▶ Data supplied
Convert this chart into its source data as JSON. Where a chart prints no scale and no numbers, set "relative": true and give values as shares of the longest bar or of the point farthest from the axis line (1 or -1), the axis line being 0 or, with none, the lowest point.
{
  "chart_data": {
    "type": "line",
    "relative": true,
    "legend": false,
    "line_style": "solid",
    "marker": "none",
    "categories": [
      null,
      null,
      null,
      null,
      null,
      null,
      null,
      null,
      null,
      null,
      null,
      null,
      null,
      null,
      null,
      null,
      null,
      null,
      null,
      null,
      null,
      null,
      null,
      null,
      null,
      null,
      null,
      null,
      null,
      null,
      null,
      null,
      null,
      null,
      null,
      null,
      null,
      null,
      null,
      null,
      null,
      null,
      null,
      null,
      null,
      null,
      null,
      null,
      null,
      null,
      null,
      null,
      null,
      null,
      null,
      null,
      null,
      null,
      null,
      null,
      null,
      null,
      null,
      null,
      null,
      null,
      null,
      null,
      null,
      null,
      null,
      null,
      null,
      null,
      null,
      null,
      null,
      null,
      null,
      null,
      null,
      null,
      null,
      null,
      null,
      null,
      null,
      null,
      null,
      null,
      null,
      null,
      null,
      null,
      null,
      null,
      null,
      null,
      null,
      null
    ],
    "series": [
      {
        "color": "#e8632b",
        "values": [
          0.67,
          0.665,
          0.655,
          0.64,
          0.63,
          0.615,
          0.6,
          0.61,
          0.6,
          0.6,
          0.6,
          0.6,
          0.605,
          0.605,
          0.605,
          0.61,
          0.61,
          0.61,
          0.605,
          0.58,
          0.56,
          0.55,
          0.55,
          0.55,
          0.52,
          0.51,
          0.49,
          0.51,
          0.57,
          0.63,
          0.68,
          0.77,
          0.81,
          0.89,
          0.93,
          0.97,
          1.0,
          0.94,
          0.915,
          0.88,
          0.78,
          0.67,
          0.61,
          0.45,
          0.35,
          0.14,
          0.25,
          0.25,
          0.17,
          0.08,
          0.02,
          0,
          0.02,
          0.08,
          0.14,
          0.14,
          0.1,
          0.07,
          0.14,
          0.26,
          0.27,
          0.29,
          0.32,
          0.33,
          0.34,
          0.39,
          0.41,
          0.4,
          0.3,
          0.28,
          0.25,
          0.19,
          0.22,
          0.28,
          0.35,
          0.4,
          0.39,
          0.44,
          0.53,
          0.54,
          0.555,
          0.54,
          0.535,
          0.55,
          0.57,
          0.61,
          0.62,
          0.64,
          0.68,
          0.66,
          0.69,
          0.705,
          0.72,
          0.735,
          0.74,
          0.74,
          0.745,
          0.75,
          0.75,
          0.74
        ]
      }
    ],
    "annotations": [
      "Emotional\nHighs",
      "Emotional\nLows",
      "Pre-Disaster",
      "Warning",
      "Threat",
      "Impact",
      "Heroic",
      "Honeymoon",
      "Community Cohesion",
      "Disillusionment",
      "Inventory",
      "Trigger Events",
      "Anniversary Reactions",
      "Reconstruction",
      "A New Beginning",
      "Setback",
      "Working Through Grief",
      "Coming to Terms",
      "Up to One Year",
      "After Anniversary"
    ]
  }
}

▶ Objective
All of the records must be repeated exactly.

▶ Task solution
Convert this chart into its source data as JSON. Where a chart prints no scale and no numbers, set "relative": true and give values as shares of the longest bar or of the point farthest from the axis line (1 or -1), the axis line being 0 or, with none, the lowest point.
{
  "chart_data": {
    "type": "line",
    "relative": true,
    "legend": false,
    "line_style": "solid",
    "marker": "none",
    "categories": [
      null,
      null,
      null,
      null,
      null,
      null,
      null,
      null,
      null,
      null,
      null,
      null,
      null,
      null,
      null,
      null,
      null,
      null,
      null,
      null,
      null,
      null,
      null,
      null,
      null,
      null,
      null,
      null,
      null,
      null,
      null,
      null,
      null,
      null,
      null,
      null,
      null,
      null,
      null,
      null,
      null,
      null,
      null,
      null,
      null,
      null,
      null,
      null,
      null,
      null,
      null,
      null,
      null,
      null,
      null,
      null,
      null,
      null,
      null,
      null,
      null,
      null,
      null,
      null,
      null,
      null,
      null,
      null,
      null,
      null,
      null,
      null,
      null,
      null,
      null,
      null,
      null,
      null,
      null,
      null,
      null,
      null,
      null,
      null,
      null,
      null,
      null,
      null,
      null,
      null,
      null,
      null,
      null,
      null,
      null,
      null,
      null,
      null,
      null,
      null
    ],
    "series": [
      {
        "color": "#e8632b",
        "values": [
          0.67,
          0.665,
          0.655,
          0.64,
          0.63,
          0.615,
          0.6,
          0.61,
          0.6,
          0.6,
          0.6,
          0.6,
          0.605,
          0.605,
          0.605,
          0.61,
          0.61,
          0.61,
          0.605,
          0.58,
          0.56,
          0.55,
          0.55,
          0.55,
          0.52,
          0.51,
          0.49,
          0.51,
          0.57,
          0.63,
          0.68,
          0.77,
          0.81,
          0.89,
          0.93,
          0.97,
          1.0,
          0.94,
          0.915,
          0.88,
          0.78,
          0.67,
          0.61,
          0.45,
          0.35,
          0.14,
          0.25,
          0.25,
          0.17,
          0.08,
          0.02,
          0,
          0.02,
          0.08,
          0.14,
          0.14,
          0.1,
          0.07,
          0.14,
          0.26,
          0.27,
          0.29,
          0.32,
          0.33,
          0.34,
          0.39,
          0.41,
          0.4,
          0.3,
          0.28,
          0.25,
          0.19,
          0.22,
          0.28,
          0.35,
          0.4,
          0.39,
          0.44,
          0.53,
          0.54,
          0.555,
          0.54,
          0.535,
          0.55,
          0.57,
          0.61,
          0.62,
          0.64,
          0.68,
          0.66,
          0.69,
          0.705,
          0.72,
          0.735,
          0.74,
          0.74,
          0.745,
          0.75,
          0.75,
          0.74
        ]
      }
    ],
    "annotations": [
      "Emotional\nHighs",
      "Emotional\nLows",
      "Pre-Disaster",
      "Warning",
      "Threat",
      "Impact",
      "Heroic",
      "Honeymoon",
      "Community Cohesion",
      "Disillusionment",
      "Inventory",
      "Trigger Events",
      "Anniversary Reactions",
      "Reconstruction",
      "A New Beginning",
      "Setback",
      "Working Through Grief",
      "Coming to Terms",
      "Up to One Year",
      "After Anniversary"
    ]
  }
}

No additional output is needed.